* BEGIN *

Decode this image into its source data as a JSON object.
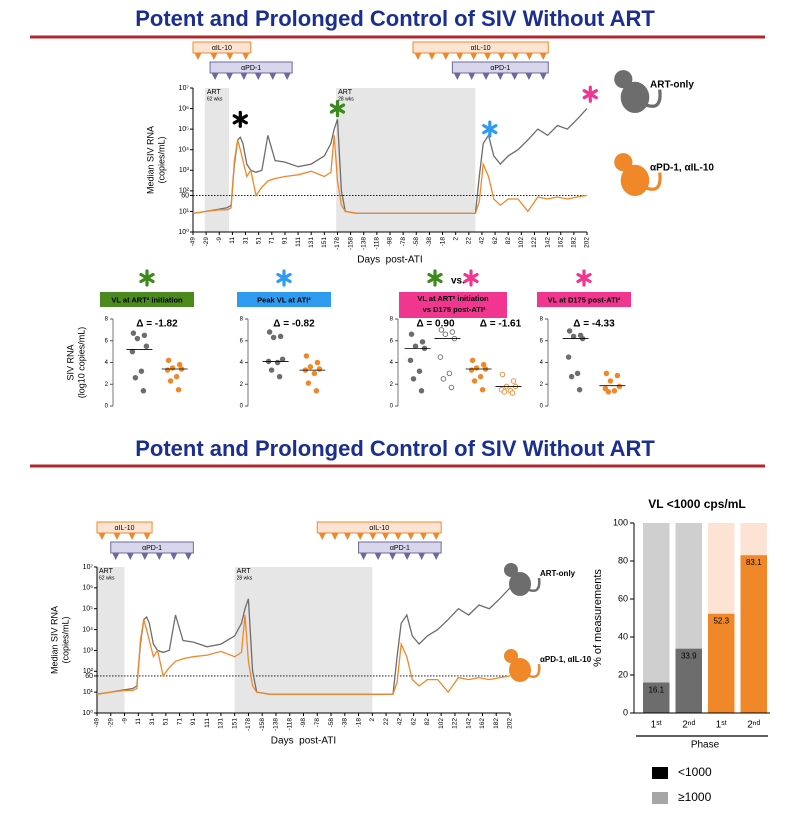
{
  "slide_titles": [
    "Potent and Prolonged Control of SIV Without ART",
    "Potent and Prolonged Control of SIV Without ART"
  ],
  "chart_data": [
    {
      "type": "line",
      "ylabel": [
        "Median SIV RNA",
        "(copies/mL)"
      ],
      "xlabel": "Days  post-ATI",
      "log": true,
      "xlim": [
        0,
        600
      ],
      "ylim": [
        1,
        10000000
      ],
      "xticks": [
        {
          "value": 0,
          "label": "-49"
        },
        {
          "value": 20,
          "label": "-29"
        },
        {
          "value": 40,
          "label": "-9"
        },
        {
          "value": 60,
          "label": "11"
        },
        {
          "value": 80,
          "label": "31"
        },
        {
          "value": 100,
          "label": "51"
        },
        {
          "value": 120,
          "label": "71"
        },
        {
          "value": 140,
          "label": "91"
        },
        {
          "value": 160,
          "label": "111"
        },
        {
          "value": 180,
          "label": "131"
        },
        {
          "value": 200,
          "label": "151"
        },
        {
          "value": 220,
          "label": "-178"
        },
        {
          "value": 240,
          "label": "-158"
        },
        {
          "value": 260,
          "label": "-138"
        },
        {
          "value": 280,
          "label": "-118"
        },
        {
          "value": 300,
          "label": "-98"
        },
        {
          "value": 320,
          "label": "-78"
        },
        {
          "value": 340,
          "label": "-58"
        },
        {
          "value": 360,
          "label": "-38"
        },
        {
          "value": 380,
          "label": "-18"
        },
        {
          "value": 400,
          "label": "2"
        },
        {
          "value": 420,
          "label": "22"
        },
        {
          "value": 440,
          "label": "42"
        },
        {
          "value": 460,
          "label": "62"
        },
        {
          "value": 480,
          "label": "82"
        },
        {
          "value": 500,
          "label": "102"
        },
        {
          "value": 520,
          "label": "122"
        },
        {
          "value": 540,
          "label": "142"
        },
        {
          "value": 560,
          "label": "162"
        },
        {
          "value": 580,
          "label": "182"
        },
        {
          "value": 600,
          "label": "202"
        }
      ],
      "yticks": [
        {
          "value": 1,
          "label": "10⁰"
        },
        {
          "value": 10,
          "label": "10¹"
        },
        60,
        {
          "value": 100,
          "label": "10²"
        },
        {
          "value": 1000,
          "label": "10³"
        },
        {
          "value": 10000,
          "label": "10⁴"
        },
        {
          "value": 100000,
          "label": "10⁵"
        },
        {
          "value": 1000000,
          "label": "10⁶"
        },
        {
          "value": 10000000,
          "label": "10⁷"
        }
      ],
      "threshold": 60,
      "shaded": [
        {
          "label": "ART",
          "sublabel": "62 wks",
          "range": [
            18,
            55
          ]
        },
        {
          "label": "ART",
          "sublabel": "28 wks",
          "range": [
            218,
            430
          ]
        }
      ],
      "treatments": [
        {
          "label": "αIL-10",
          "range": [
            0,
            88
          ],
          "color": "#f0882a",
          "fill": "#fde3d4"
        },
        {
          "label": "αPD-1",
          "range": [
            26,
            151
          ],
          "color": "#6b6a9e",
          "fill": "#d9d5ea"
        },
        {
          "label": "αIL-10",
          "range": [
            335,
            541
          ],
          "color": "#f0882a",
          "fill": "#fde3d4"
        },
        {
          "label": "αPD-1",
          "range": [
            395,
            541
          ],
          "color": "#6b6a9e",
          "fill": "#d9d5ea"
        }
      ],
      "stars": [
        {
          "x": 72,
          "y": 300000,
          "color": "#000000"
        },
        {
          "x": 220,
          "y": 1000000,
          "color": "#3a8a1c"
        },
        {
          "x": 452,
          "y": 100000,
          "color": "#2e9bf0"
        },
        {
          "x": 605,
          "y": 5000000,
          "color": "#f0368f"
        }
      ],
      "x": [
        0,
        20,
        40,
        52,
        58,
        63,
        68,
        72,
        76,
        82,
        88,
        96,
        105,
        114,
        125,
        140,
        160,
        180,
        200,
        210,
        215,
        220,
        226,
        232,
        250,
        300,
        350,
        400,
        430,
        436,
        442,
        450,
        458,
        468,
        480,
        495,
        510,
        525,
        540,
        555,
        570,
        585,
        600
      ],
      "series": [
        {
          "name": "ART-only",
          "color": "#6d6d6d",
          "values": [
            8,
            10,
            13,
            15,
            20,
            2000,
            30000,
            40000,
            20000,
            2000,
            1000,
            800,
            1000,
            50000,
            3000,
            2500,
            1500,
            2000,
            5000,
            20000,
            100000,
            300000,
            100,
            10,
            8,
            8,
            8,
            8,
            8,
            500,
            20000,
            50000,
            5000,
            2000,
            5000,
            10000,
            30000,
            100000,
            50000,
            150000,
            100000,
            300000,
            1000000
          ]
        },
        {
          "name": "αPD-1, αIL-10",
          "color": "#f0882a",
          "values": [
            8,
            10,
            12,
            12,
            15,
            3000,
            30000,
            10000,
            3000,
            500,
            1000,
            60,
            150,
            300,
            400,
            500,
            600,
            900,
            500,
            800,
            50000,
            300,
            20,
            10,
            8,
            8,
            8,
            8,
            8,
            30,
            2000,
            500,
            40,
            20,
            40,
            40,
            10,
            50,
            40,
            50,
            40,
            50,
            60
          ]
        }
      ]
    },
    {
      "type": "dot",
      "title": "VL at ART² initiation",
      "title_fill": "#4a8a1f",
      "title_color": "#000000",
      "stars": [
        "#3a8a1c"
      ],
      "ylabel": [
        "SIV RNA",
        "(log10 copies/mL)"
      ],
      "ylim": [
        0,
        8
      ],
      "yticks": [
        0,
        2,
        4,
        6,
        8
      ],
      "deltas": [
        "Δ = -1.82"
      ],
      "series": [
        {
          "color": "#6d6d6d",
          "open": false,
          "median": 5.2,
          "values": [
            6.7,
            6.5,
            6.2,
            5.5,
            5.0,
            3.2,
            2.6,
            1.4
          ]
        },
        {
          "color": "#f0882a",
          "open": false,
          "median": 3.4,
          "values": [
            4.2,
            3.8,
            3.5,
            3.4,
            3.3,
            2.7,
            2.3,
            1.5
          ]
        }
      ]
    },
    {
      "type": "dot",
      "title": "Peak VL at ATI²",
      "title_fill": "#2e9bf0",
      "title_color": "#000000",
      "stars": [
        "#2e9bf0"
      ],
      "ylim": [
        0,
        8
      ],
      "yticks": [
        0,
        2,
        4,
        6,
        8
      ],
      "deltas": [
        "Δ = -0.82"
      ],
      "series": [
        {
          "color": "#6d6d6d",
          "open": false,
          "median": 4.1,
          "values": [
            6.8,
            6.4,
            6.3,
            4.3,
            4.1,
            4.0,
            3.3,
            2.7
          ]
        },
        {
          "color": "#f0882a",
          "open": false,
          "median": 3.3,
          "values": [
            4.6,
            4.0,
            3.6,
            3.4,
            3.3,
            3.0,
            2.1,
            1.4
          ]
        }
      ]
    },
    {
      "type": "dot",
      "title": "VL at ART² initiation vs D175 post-ATI²",
      "title_fill": "#f0368f",
      "title_color": "#ffffff",
      "stars": [
        "#3a8a1c",
        "#f0368f"
      ],
      "star_joiner": "vs.",
      "ylim": [
        0,
        8
      ],
      "yticks": [
        0,
        2,
        4,
        6,
        8
      ],
      "deltas": [
        "Δ = 0.90",
        "Δ = -1.61"
      ],
      "series": [
        {
          "color": "#6d6d6d",
          "open": false,
          "median": 5.3,
          "values": [
            6.6,
            5.9,
            5.5,
            5.3,
            4.2,
            3.2,
            2.5,
            1.4
          ]
        },
        {
          "color": "#6d6d6d",
          "open": true,
          "median": 6.2,
          "values": [
            7.0,
            6.8,
            6.6,
            6.2,
            4.5,
            3.0,
            2.5,
            1.7
          ]
        },
        {
          "color": "#f0882a",
          "open": false,
          "median": 3.4,
          "values": [
            4.2,
            3.8,
            3.5,
            3.4,
            3.3,
            2.7,
            2.3,
            1.5
          ]
        },
        {
          "color": "#f0882a",
          "open": true,
          "median": 1.8,
          "values": [
            2.9,
            2.3,
            1.8,
            1.8,
            1.5,
            1.4,
            1.3,
            1.2
          ]
        }
      ]
    },
    {
      "type": "dot",
      "title": "VL at D175 post-ATI²",
      "title_fill": "#f0368f",
      "title_color": "#000000",
      "stars": [
        "#f0368f"
      ],
      "ylim": [
        0,
        8
      ],
      "yticks": [
        0,
        2,
        4,
        6,
        8
      ],
      "deltas": [
        "Δ = -4.33"
      ],
      "series": [
        {
          "color": "#6d6d6d",
          "open": false,
          "median": 6.2,
          "values": [
            6.9,
            6.5,
            6.4,
            6.2,
            4.5,
            3.0,
            2.7,
            1.5
          ]
        },
        {
          "color": "#f0882a",
          "open": false,
          "median": 1.87,
          "values": [
            3.0,
            2.8,
            2.3,
            1.8,
            1.6,
            1.4,
            1.3
          ]
        }
      ]
    },
    {
      "type": "line",
      "ylabel": [
        "Median SIV RNA",
        "(copies/mL)"
      ],
      "xlabel": "Days  post-ATI",
      "log": true,
      "xlim": [
        0,
        600
      ],
      "ylim": [
        1,
        10000000
      ],
      "xticks": [
        {
          "value": 0,
          "label": "-49"
        },
        {
          "value": 20,
          "label": "-29"
        },
        {
          "value": 40,
          "label": "-9"
        },
        {
          "value": 60,
          "label": "11"
        },
        {
          "value": 80,
          "label": "31"
        },
        {
          "value": 100,
          "label": "51"
        },
        {
          "value": 120,
          "label": "71"
        },
        {
          "value": 140,
          "label": "91"
        },
        {
          "value": 160,
          "label": "111"
        },
        {
          "value": 180,
          "label": "131"
        },
        {
          "value": 200,
          "label": "151"
        },
        {
          "value": 220,
          "label": "-178"
        },
        {
          "value": 240,
          "label": "-158"
        },
        {
          "value": 260,
          "label": "-138"
        },
        {
          "value": 280,
          "label": "-118"
        },
        {
          "value": 300,
          "label": "-98"
        },
        {
          "value": 320,
          "label": "-78"
        },
        {
          "value": 340,
          "label": "-58"
        },
        {
          "value": 360,
          "label": "-38"
        },
        {
          "value": 380,
          "label": "-18"
        },
        {
          "value": 400,
          "label": "2"
        },
        {
          "value": 420,
          "label": "22"
        },
        {
          "value": 440,
          "label": "42"
        },
        {
          "value": 460,
          "label": "62"
        },
        {
          "value": 480,
          "label": "82"
        },
        {
          "value": 500,
          "label": "102"
        },
        {
          "value": 520,
          "label": "122"
        },
        {
          "value": 540,
          "label": "142"
        },
        {
          "value": 560,
          "label": "162"
        },
        {
          "value": 580,
          "label": "182"
        },
        {
          "value": 600,
          "label": "202"
        }
      ],
      "yticks": [
        {
          "value": 1,
          "label": "10⁰"
        },
        {
          "value": 10,
          "label": "10¹"
        },
        60,
        {
          "value": 100,
          "label": "10²"
        },
        {
          "value": 1000,
          "label": "10³"
        },
        {
          "value": 10000,
          "label": "10⁴"
        },
        {
          "value": 100000,
          "label": "10⁵"
        },
        {
          "value": 1000000,
          "label": "10⁶"
        },
        {
          "value": 10000000,
          "label": "10⁷"
        }
      ],
      "threshold": 60,
      "shaded": [
        {
          "label": "ART",
          "sublabel": "62 wks",
          "range": [
            0,
            40
          ]
        },
        {
          "label": "ART",
          "sublabel": "28 wks",
          "range": [
            200,
            400
          ]
        }
      ],
      "treatments": [
        {
          "label": "αIL-10",
          "range": [
            0,
            80
          ],
          "color": "#f0882a",
          "fill": "#fde3d4"
        },
        {
          "label": "αPD-1",
          "range": [
            20,
            140
          ],
          "color": "#6b6a9e",
          "fill": "#d9d5ea"
        },
        {
          "label": "αIL-10",
          "range": [
            320,
            500
          ],
          "color": "#f0882a",
          "fill": "#fde3d4"
        },
        {
          "label": "αPD-1",
          "range": [
            380,
            500
          ],
          "color": "#6b6a9e",
          "fill": "#d9d5ea"
        }
      ],
      "x": [
        0,
        20,
        40,
        52,
        58,
        63,
        68,
        72,
        76,
        82,
        88,
        96,
        105,
        114,
        125,
        140,
        160,
        180,
        200,
        210,
        215,
        220,
        226,
        232,
        250,
        300,
        350,
        400,
        430,
        436,
        442,
        450,
        458,
        468,
        480,
        495,
        510,
        525,
        540,
        555,
        570,
        585,
        600
      ],
      "series": [
        {
          "name": "ART-only",
          "color": "#6d6d6d",
          "values": [
            8,
            10,
            13,
            15,
            20,
            2000,
            30000,
            40000,
            20000,
            2000,
            1000,
            800,
            1000,
            50000,
            3000,
            2500,
            1500,
            2000,
            5000,
            20000,
            100000,
            300000,
            100,
            10,
            8,
            8,
            8,
            8,
            8,
            500,
            20000,
            50000,
            5000,
            2000,
            5000,
            10000,
            30000,
            100000,
            50000,
            150000,
            100000,
            300000,
            1000000
          ]
        },
        {
          "name": "αPD-1, αIL-10",
          "color": "#f0882a",
          "values": [
            8,
            10,
            12,
            12,
            15,
            3000,
            30000,
            10000,
            3000,
            500,
            1000,
            60,
            150,
            300,
            400,
            500,
            600,
            900,
            500,
            800,
            50000,
            300,
            20,
            10,
            8,
            8,
            8,
            8,
            8,
            30,
            2000,
            500,
            40,
            20,
            40,
            40,
            10,
            50,
            40,
            50,
            40,
            50,
            60
          ]
        }
      ]
    },
    {
      "type": "stacked_bar",
      "title": "VL <1000 cps/mL",
      "ylabel": "% of measurements",
      "xlabel": "Phase",
      "categories": [
        "1ˢᵗ",
        "2ⁿᵈ",
        "1ˢᵗ",
        "2ⁿᵈ"
      ],
      "ylim": [
        0,
        100
      ],
      "yticks": [
        0,
        20,
        40,
        60,
        80,
        100
      ],
      "legend": "bottom",
      "series": [
        {
          "name": "<1000",
          "color": "#000000",
          "bar_colors": [
            "#6d6d6d",
            "#6d6d6d",
            "#f0882a",
            "#f0882a"
          ],
          "values": [
            16.1,
            33.9,
            52.3,
            83.1
          ]
        },
        {
          "name": "≥1000",
          "color": "#a6a6a6",
          "bar_colors": [
            "#cfcfcf",
            "#cfcfcf",
            "#fde3d4",
            "#fde3d4"
          ],
          "values": [
            83.9,
            66.1,
            47.7,
            16.9
          ]
        }
      ]
    }
  ]
}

* END *

Exercise directions
Pull out every line of the records that includes the string "ART²".

Solution for this task
      "title": "VL at ART² initiation",
      "title": "VL at ART² initiation vs D175 post-ATI²",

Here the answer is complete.